(Items from a figure collection)
--- --- ---

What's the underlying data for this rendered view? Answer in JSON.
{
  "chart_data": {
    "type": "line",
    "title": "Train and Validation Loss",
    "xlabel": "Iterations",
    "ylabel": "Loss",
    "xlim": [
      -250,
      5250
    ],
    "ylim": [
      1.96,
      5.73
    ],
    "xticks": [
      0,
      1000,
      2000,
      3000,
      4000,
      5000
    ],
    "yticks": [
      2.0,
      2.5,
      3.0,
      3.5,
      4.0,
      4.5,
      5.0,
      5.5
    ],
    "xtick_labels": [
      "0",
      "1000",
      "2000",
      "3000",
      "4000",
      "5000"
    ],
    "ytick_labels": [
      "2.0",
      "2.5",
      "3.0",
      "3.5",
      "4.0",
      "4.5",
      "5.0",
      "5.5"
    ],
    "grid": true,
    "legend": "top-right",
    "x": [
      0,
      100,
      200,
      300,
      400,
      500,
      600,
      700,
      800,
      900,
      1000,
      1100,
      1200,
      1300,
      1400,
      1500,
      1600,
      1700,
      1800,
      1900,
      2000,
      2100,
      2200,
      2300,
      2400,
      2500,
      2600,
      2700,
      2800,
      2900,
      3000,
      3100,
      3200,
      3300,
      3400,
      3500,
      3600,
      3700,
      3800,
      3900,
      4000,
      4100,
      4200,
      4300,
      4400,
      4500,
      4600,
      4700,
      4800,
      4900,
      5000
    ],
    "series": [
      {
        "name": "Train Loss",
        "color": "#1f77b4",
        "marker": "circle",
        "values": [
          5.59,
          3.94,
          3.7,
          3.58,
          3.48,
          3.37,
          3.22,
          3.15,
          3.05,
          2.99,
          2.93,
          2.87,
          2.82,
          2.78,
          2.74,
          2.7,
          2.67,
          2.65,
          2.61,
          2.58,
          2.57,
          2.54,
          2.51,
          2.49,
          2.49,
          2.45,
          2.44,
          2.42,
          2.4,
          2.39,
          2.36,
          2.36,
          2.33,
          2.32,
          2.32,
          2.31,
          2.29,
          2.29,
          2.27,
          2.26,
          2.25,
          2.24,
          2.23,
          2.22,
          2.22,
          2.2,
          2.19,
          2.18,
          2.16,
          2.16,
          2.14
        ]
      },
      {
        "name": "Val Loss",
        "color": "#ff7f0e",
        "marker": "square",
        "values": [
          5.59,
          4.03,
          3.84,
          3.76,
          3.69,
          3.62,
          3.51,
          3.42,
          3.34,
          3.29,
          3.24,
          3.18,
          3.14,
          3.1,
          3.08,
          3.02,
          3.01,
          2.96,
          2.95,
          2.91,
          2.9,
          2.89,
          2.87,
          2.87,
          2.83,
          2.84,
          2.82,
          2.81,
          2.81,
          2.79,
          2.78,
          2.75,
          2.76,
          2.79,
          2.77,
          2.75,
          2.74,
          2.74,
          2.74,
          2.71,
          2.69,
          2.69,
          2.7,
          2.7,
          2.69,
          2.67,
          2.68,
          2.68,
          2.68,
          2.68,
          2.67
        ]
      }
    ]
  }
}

--- --- ---

▸ **Given request**
Reply with one number only, the count of lines above that hold the string "Train".

▸ **Output for this task**
2